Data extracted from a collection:
____

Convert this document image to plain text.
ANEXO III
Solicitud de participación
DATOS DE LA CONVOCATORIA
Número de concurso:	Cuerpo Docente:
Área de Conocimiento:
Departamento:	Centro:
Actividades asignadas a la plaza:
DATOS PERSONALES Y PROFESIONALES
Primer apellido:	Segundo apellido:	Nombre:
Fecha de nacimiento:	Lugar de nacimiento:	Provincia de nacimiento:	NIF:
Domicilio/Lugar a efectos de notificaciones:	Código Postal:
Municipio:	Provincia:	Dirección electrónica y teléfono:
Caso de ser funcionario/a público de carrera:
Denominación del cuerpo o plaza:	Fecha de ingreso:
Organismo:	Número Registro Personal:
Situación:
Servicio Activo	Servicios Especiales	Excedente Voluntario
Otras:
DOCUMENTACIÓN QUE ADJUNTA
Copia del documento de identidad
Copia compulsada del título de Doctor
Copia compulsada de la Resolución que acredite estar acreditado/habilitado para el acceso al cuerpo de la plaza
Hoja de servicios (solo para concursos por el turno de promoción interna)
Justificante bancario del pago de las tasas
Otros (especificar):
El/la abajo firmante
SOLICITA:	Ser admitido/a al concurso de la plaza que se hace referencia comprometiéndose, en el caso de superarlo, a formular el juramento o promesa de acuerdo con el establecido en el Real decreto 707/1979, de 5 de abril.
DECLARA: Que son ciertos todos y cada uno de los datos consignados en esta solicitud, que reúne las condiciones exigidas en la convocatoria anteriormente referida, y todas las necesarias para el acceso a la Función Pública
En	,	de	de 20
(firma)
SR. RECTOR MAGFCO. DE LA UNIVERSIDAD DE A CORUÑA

____

__Instructions for the task__.
Show each line holding the word "Copia".

__Response below__.
Copia del documento de identidad
Copia compulsada del título de Doctor
Copia compulsada de la Resolución que acredite estar acreditado/habilitado para el acceso al cuerpo de la plaza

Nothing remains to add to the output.